## BRIEF
Your task is to quote the material that follows, in full and exactly.
=====
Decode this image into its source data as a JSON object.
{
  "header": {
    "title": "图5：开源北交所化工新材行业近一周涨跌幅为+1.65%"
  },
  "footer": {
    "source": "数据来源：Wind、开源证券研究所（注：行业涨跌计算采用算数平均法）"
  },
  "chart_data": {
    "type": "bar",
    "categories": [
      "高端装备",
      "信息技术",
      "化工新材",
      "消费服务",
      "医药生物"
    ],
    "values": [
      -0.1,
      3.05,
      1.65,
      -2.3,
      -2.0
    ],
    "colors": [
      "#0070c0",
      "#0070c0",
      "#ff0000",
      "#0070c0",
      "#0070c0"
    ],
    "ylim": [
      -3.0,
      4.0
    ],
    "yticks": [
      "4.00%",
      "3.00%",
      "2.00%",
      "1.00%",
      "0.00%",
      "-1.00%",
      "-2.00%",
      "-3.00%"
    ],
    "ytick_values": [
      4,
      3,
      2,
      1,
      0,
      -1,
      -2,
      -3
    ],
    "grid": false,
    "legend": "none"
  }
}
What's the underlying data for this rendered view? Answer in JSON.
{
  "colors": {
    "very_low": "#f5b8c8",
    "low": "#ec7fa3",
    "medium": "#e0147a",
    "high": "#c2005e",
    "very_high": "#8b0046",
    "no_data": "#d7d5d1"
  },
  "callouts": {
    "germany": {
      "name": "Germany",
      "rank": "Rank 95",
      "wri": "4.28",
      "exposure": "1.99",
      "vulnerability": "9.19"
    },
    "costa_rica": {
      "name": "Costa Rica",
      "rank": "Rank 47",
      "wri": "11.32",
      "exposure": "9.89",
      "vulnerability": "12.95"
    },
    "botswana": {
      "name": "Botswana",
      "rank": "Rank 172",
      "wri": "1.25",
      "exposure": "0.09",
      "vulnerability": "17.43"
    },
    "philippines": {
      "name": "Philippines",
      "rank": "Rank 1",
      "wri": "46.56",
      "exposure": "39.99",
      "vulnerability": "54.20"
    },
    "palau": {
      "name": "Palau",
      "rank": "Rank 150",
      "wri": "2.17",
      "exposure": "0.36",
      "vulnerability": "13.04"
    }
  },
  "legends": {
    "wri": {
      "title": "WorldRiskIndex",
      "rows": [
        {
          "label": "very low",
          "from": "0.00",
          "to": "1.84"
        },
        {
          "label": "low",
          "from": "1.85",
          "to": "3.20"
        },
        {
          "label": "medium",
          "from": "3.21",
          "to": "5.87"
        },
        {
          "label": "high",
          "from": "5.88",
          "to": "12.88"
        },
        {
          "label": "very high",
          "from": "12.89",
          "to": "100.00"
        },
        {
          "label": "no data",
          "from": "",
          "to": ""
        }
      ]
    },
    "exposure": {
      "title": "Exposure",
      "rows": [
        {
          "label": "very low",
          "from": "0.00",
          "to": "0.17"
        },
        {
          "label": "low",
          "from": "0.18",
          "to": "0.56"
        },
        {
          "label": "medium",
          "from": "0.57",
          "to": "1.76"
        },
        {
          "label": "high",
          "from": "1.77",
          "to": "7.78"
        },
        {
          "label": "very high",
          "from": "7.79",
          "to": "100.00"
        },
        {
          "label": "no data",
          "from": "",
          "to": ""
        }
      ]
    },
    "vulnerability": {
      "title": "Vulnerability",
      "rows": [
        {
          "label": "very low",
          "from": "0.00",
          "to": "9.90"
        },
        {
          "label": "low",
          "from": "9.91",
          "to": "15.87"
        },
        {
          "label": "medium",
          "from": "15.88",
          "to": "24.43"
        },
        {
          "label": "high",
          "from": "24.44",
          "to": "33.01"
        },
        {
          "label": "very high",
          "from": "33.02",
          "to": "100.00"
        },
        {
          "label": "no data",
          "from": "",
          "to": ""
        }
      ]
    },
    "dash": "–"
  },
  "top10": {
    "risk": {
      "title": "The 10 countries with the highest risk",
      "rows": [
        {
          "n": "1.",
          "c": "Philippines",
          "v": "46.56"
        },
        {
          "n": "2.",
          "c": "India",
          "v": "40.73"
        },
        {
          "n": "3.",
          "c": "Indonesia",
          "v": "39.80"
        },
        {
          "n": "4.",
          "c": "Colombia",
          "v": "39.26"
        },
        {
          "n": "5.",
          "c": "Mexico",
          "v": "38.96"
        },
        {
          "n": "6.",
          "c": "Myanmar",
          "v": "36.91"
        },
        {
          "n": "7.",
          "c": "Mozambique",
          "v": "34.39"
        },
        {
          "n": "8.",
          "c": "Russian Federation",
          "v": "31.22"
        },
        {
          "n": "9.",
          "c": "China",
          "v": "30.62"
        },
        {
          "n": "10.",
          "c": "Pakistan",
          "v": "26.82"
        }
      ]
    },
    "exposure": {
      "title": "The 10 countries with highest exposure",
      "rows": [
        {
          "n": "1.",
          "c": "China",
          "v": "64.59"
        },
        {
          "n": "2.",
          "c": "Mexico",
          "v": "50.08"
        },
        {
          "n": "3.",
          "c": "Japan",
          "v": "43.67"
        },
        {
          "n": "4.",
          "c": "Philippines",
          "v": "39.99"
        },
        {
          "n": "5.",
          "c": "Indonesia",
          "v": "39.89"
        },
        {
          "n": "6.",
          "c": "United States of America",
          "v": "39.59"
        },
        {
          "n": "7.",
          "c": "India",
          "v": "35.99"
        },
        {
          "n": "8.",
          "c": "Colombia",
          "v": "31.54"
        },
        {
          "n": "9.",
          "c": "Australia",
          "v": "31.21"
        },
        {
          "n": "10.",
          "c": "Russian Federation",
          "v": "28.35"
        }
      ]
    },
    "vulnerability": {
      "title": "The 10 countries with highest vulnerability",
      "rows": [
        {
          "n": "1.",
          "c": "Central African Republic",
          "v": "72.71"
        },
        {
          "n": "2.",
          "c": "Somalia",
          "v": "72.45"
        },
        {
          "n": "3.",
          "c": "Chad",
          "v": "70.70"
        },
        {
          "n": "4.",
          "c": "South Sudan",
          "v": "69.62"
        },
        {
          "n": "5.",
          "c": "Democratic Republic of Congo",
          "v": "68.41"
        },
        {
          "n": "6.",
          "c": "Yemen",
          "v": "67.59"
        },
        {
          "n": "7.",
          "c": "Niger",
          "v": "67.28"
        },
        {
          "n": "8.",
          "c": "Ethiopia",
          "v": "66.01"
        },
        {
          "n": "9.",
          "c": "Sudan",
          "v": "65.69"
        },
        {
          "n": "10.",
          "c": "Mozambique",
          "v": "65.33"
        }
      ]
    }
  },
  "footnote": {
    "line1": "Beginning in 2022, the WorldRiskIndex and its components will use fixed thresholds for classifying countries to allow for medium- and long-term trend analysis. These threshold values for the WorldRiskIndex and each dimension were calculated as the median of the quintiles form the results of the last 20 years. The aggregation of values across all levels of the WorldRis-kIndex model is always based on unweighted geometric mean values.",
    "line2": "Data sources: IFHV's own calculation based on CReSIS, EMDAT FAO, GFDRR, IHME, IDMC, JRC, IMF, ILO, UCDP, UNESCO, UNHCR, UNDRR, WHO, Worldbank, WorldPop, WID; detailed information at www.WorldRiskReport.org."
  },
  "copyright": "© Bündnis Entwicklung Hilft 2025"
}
=====
## RESULT FOR THIS EXERCISE
Decode this image into its source data as a JSON object.
{
  "header": {
    "title": "图5：开源北交所化工新材行业近一周涨跌幅为+1.65%"
  },
  "footer": {
    "source": "数据来源：Wind、开源证券研究所（注：行业涨跌计算采用算数平均法）"
  },
  "chart_data": {
    "type": "bar",
    "categories": [
      "高端装备",
      "信息技术",
      "化工新材",
      "消费服务",
      "医药生物"
    ],
    "values": [
      -0.1,
      3.05,
      1.65,
      -2.3,
      -2.0
    ],
    "colors": [
      "#0070c0",
      "#0070c0",
      "#ff0000",
      "#0070c0",
      "#0070c0"
    ],
    "ylim": [
      -3.0,
      4.0
    ],
    "yticks": [
      "4.00%",
      "3.00%",
      "2.00%",
      "1.00%",
      "0.00%",
      "-1.00%",
      "-2.00%",
      "-3.00%"
    ],
    "ytick_values": [
      4,
      3,
      2,
      1,
      0,
      -1,
      -2,
      -3
    ],
    "grid": false,
    "legend": "none"
  }
}
What's the underlying data for this rendered view? Answer in JSON.
{
  "colors": {
    "very_low": "#f5b8c8",
    "low": "#ec7fa3",
    "medium": "#e0147a",
    "high": "#c2005e",
    "very_high": "#8b0046",
    "no_data": "#d7d5d1"
  },
  "callouts": {
    "germany": {
      "name": "Germany",
      "rank": "Rank 95",
      "wri": "4.28",
      "exposure": "1.99",
      "vulnerability": "9.19"
    },
    "costa_rica": {
      "name": "Costa Rica",
      "rank": "Rank 47",
      "wri": "11.32",
      "exposure": "9.89",
      "vulnerability": "12.95"
    },
    "botswana": {
      "name": "Botswana",
      "rank": "Rank 172",
      "wri": "1.25",
      "exposure": "0.09",
      "vulnerability": "17.43"
    },
    "philippines": {
      "name": "Philippines",
      "rank": "Rank 1",
      "wri": "46.56",
      "exposure": "39.99",
      "vulnerability": "54.20"
    },
    "palau": {
      "name": "Palau",
      "rank": "Rank 150",
      "wri": "2.17",
      "exposure": "0.36",
      "vulnerability": "13.04"
    }
  },
  "legends": {
    "wri": {
      "title": "WorldRiskIndex",
      "rows": [
        {
          "label": "very low",
          "from": "0.00",
          "to": "1.84"
        },
        {
          "label": "low",
          "from": "1.85",
          "to": "3.20"
        },
        {
          "label": "medium",
          "from": "3.21",
          "to": "5.87"
        },
        {
          "label": "high",
          "from": "5.88",
          "to": "12.88"
        },
        {
          "label": "very high",
          "from": "12.89",
          "to": "100.00"
        },
        {
          "label": "no data",
          "from": "",
          "to": ""
        }
      ]
    },
    "exposure": {
      "title": "Exposure",
      "rows": [
        {
          "label": "very low",
          "from": "0.00",
          "to": "0.17"
        },
        {
          "label": "low",
          "from": "0.18",
          "to": "0.56"
        },
        {
          "label": "medium",
          "from": "0.57",
          "to": "1.76"
        },
        {
          "label": "high",
          "from": "1.77",
          "to": "7.78"
        },
        {
          "label": "very high",
          "from": "7.79",
          "to": "100.00"
        },
        {
          "label": "no data",
          "from": "",
          "to": ""
        }
      ]
    },
    "vulnerability": {
      "title": "Vulnerability",
      "rows": [
        {
          "label": "very low",
          "from": "0.00",
          "to": "9.90"
        },
        {
          "label": "low",
          "from": "9.91",
          "to": "15.87"
        },
        {
          "label": "medium",
          "from": "15.88",
          "to": "24.43"
        },
        {
          "label": "high",
          "from": "24.44",
          "to": "33.01"
        },
        {
          "label": "very high",
          "from": "33.02",
          "to": "100.00"
        },
        {
          "label": "no data",
          "from": "",
          "to": ""
        }
      ]
    },
    "dash": "–"
  },
  "top10": {
    "risk": {
      "title": "The 10 countries with the highest risk",
      "rows": [
        {
          "n": "1.",
          "c": "Philippines",
          "v": "46.56"
        },
        {
          "n": "2.",
          "c": "India",
          "v": "40.73"
        },
        {
          "n": "3.",
          "c": "Indonesia",
          "v": "39.80"
        },
        {
          "n": "4.",
          "c": "Colombia",
          "v": "39.26"
        },
        {
          "n": "5.",
          "c": "Mexico",
          "v": "38.96"
        },
        {
          "n": "6.",
          "c": "Myanmar",
          "v": "36.91"
        },
        {
          "n": "7.",
          "c": "Mozambique",
          "v": "34.39"
        },
        {
          "n": "8.",
          "c": "Russian Federation",
          "v": "31.22"
        },
        {
          "n": "9.",
          "c": "China",
          "v": "30.62"
        },
        {
          "n": "10.",
          "c": "Pakistan",
          "v": "26.82"
        }
      ]
    },
    "exposure": {
      "title": "The 10 countries with highest exposure",
      "rows": [
        {
          "n": "1.",
          "c": "China",
          "v": "64.59"
        },
        {
          "n": "2.",
          "c": "Mexico",
          "v": "50.08"
        },
        {
          "n": "3.",
          "c": "Japan",
          "v": "43.67"
        },
        {
          "n": "4.",
          "c": "Philippines",
          "v": "39.99"
        },
        {
          "n": "5.",
          "c": "Indonesia",
          "v": "39.89"
        },
        {
          "n": "6.",
          "c": "United States of America",
          "v": "39.59"
        },
        {
          "n": "7.",
          "c": "India",
          "v": "35.99"
        },
        {
          "n": "8.",
          "c": "Colombia",
          "v": "31.54"
        },
        {
          "n": "9.",
          "c": "Australia",
          "v": "31.21"
        },
        {
          "n": "10.",
          "c": "Russian Federation",
          "v": "28.35"
        }
      ]
    },
    "vulnerability": {
      "title": "The 10 countries with highest vulnerability",
      "rows": [
        {
          "n": "1.",
          "c": "Central African Republic",
          "v": "72.71"
        },
        {
          "n": "2.",
          "c": "Somalia",
          "v": "72.45"
        },
        {
          "n": "3.",
          "c": "Chad",
          "v": "70.70"
        },
        {
          "n": "4.",
          "c": "South Sudan",
          "v": "69.62"
        },
        {
          "n": "5.",
          "c": "Democratic Republic of Congo",
          "v": "68.41"
        },
        {
          "n": "6.",
          "c": "Yemen",
          "v": "67.59"
        },
        {
          "n": "7.",
          "c": "Niger",
          "v": "67.28"
        },
        {
          "n": "8.",
          "c": "Ethiopia",
          "v": "66.01"
        },
        {
          "n": "9.",
          "c": "Sudan",
          "v": "65.69"
        },
        {
          "n": "10.",
          "c": "Mozambique",
          "v": "65.33"
        }
      ]
    }
  },
  "footnote": {
    "line1": "Beginning in 2022, the WorldRiskIndex and its components will use fixed thresholds for classifying countries to allow for medium- and long-term trend analysis. These threshold values for the WorldRiskIndex and each dimension were calculated as the median of the quintiles form the results of the last 20 years. The aggregation of values across all levels of the WorldRis-kIndex model is always based on unweighted geometric mean values.",
    "line2": "Data sources: IFHV's own calculation based on CReSIS, EMDAT FAO, GFDRR, IHME, IDMC, JRC, IMF, ILO, UCDP, UNESCO, UNHCR, UNDRR, WHO, Worldbank, WorldPop, WID; detailed information at www.WorldRiskReport.org."
  },
  "copyright": "© Bündnis Entwicklung Hilft 2025"
}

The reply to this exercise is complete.